== TASK GOAL ==
Check the listing below for lines with the word "thumb" and say how many there are, with nothing but the number.

== Dataset items ==
* * * * *
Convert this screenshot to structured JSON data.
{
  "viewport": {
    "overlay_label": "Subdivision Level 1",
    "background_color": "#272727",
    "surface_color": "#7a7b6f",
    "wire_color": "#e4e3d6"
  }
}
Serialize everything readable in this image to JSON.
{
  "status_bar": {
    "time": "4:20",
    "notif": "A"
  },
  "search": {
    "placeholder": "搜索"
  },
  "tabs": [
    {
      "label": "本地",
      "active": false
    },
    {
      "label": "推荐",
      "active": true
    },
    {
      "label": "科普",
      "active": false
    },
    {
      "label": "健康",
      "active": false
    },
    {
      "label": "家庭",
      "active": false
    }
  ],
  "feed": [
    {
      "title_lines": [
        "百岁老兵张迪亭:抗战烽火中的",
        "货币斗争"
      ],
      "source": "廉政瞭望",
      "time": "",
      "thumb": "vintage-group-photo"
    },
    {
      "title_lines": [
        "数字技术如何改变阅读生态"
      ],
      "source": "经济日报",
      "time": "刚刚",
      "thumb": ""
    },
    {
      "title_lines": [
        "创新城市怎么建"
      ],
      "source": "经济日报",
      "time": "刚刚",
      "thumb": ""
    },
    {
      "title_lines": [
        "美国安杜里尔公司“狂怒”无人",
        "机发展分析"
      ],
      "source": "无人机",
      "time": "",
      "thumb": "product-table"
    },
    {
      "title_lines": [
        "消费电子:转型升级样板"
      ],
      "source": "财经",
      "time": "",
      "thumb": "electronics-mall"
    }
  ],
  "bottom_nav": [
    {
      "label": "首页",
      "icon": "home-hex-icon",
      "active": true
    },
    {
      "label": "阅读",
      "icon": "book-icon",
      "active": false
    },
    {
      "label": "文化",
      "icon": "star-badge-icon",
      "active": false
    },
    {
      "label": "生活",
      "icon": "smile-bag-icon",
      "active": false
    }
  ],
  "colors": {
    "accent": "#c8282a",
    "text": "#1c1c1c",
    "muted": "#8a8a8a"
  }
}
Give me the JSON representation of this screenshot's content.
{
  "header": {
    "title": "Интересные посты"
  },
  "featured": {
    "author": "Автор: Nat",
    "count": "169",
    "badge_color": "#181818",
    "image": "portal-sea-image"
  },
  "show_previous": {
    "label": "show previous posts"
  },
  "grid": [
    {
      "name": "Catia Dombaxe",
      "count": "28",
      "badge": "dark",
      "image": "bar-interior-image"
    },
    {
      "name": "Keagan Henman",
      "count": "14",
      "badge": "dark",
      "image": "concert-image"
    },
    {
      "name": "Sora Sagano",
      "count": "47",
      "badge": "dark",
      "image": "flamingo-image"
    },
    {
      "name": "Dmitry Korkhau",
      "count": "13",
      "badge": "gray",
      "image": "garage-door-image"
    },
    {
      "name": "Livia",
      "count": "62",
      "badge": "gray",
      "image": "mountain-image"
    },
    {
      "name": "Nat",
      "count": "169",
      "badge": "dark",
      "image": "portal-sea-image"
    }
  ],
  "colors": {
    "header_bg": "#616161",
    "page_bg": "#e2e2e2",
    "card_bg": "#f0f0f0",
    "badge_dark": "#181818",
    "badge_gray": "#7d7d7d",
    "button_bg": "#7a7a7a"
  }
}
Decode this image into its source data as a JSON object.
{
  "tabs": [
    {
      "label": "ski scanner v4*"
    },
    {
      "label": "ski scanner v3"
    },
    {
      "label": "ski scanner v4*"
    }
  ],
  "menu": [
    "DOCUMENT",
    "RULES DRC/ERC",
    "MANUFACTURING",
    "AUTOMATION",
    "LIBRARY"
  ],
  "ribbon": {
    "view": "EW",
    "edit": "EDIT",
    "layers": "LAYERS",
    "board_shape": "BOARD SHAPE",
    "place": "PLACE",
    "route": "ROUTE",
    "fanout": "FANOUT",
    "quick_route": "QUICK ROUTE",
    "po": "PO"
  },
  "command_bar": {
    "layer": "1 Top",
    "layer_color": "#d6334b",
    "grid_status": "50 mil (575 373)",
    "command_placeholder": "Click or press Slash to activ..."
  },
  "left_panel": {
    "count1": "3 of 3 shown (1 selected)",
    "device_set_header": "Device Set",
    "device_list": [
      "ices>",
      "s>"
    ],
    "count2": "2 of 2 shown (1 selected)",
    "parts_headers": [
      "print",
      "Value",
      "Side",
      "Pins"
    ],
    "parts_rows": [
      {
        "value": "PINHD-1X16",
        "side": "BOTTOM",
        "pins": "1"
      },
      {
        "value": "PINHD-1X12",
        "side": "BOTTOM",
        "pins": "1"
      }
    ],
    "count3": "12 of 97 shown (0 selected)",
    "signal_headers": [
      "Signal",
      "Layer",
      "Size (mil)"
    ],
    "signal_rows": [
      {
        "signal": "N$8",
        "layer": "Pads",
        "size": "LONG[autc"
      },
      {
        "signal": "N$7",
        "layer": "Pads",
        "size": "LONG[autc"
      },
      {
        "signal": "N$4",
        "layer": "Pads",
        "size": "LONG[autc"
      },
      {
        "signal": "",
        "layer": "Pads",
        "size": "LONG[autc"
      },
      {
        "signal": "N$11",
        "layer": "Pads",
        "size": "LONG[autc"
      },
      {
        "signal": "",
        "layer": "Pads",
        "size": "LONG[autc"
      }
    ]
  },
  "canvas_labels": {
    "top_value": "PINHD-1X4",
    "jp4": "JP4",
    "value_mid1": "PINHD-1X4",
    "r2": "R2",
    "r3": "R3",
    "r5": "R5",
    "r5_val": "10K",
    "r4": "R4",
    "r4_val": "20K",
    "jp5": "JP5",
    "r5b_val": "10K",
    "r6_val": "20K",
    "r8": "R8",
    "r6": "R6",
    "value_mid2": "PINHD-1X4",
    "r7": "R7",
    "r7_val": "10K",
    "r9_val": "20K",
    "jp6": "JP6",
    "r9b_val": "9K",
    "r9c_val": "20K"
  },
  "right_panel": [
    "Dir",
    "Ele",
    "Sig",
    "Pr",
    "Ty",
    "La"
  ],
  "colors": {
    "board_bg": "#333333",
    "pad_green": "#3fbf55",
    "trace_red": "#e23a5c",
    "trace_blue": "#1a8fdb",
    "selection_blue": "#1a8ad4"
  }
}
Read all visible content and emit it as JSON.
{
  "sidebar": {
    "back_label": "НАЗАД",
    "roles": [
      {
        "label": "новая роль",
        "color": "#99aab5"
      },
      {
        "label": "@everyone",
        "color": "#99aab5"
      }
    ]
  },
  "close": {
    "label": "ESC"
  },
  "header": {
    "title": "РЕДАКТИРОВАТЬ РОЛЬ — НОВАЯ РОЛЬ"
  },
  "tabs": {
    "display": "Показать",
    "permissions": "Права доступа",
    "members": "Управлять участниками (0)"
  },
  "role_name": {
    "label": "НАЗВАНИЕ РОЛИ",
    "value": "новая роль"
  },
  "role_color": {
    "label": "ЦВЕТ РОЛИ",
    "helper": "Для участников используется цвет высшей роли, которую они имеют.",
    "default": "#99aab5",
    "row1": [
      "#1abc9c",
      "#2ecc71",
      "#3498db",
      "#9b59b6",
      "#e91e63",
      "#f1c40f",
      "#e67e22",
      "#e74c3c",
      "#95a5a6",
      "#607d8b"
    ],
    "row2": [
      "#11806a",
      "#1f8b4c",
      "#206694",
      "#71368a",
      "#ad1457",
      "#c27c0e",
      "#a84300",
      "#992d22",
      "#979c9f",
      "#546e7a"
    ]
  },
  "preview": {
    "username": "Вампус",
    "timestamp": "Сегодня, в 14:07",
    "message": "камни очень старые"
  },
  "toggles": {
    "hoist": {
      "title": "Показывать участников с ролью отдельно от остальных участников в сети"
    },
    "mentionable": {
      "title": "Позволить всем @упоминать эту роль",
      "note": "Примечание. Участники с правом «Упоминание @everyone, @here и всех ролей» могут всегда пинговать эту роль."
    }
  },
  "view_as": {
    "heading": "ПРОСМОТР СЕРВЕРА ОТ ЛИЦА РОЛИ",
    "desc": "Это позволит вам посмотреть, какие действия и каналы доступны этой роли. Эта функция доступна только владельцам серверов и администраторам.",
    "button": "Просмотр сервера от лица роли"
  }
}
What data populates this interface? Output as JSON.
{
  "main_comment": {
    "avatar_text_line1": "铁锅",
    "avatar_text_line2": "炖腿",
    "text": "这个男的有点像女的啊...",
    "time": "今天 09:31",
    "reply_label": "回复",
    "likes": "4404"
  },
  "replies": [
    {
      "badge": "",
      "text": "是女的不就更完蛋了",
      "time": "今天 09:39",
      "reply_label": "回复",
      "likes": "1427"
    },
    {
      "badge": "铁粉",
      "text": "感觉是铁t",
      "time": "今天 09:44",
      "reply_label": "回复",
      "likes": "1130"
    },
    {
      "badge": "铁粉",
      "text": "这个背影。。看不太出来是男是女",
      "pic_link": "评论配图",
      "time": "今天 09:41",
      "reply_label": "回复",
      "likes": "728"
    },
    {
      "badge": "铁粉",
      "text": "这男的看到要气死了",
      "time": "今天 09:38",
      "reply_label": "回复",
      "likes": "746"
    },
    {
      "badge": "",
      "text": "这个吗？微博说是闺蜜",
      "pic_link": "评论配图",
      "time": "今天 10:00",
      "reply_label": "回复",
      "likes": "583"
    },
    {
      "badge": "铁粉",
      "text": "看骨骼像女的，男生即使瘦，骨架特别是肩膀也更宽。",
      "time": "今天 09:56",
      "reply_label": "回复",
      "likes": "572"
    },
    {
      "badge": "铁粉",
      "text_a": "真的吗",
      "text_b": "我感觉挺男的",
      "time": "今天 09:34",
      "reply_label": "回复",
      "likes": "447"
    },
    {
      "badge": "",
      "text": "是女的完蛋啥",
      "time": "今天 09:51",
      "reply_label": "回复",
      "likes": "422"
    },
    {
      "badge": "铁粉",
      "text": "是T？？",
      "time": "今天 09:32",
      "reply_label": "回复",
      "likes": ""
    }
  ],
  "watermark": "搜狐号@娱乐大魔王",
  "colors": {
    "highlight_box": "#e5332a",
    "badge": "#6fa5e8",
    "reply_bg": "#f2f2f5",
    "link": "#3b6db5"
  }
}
* * * * *
== RESPONSE BELOW ==
5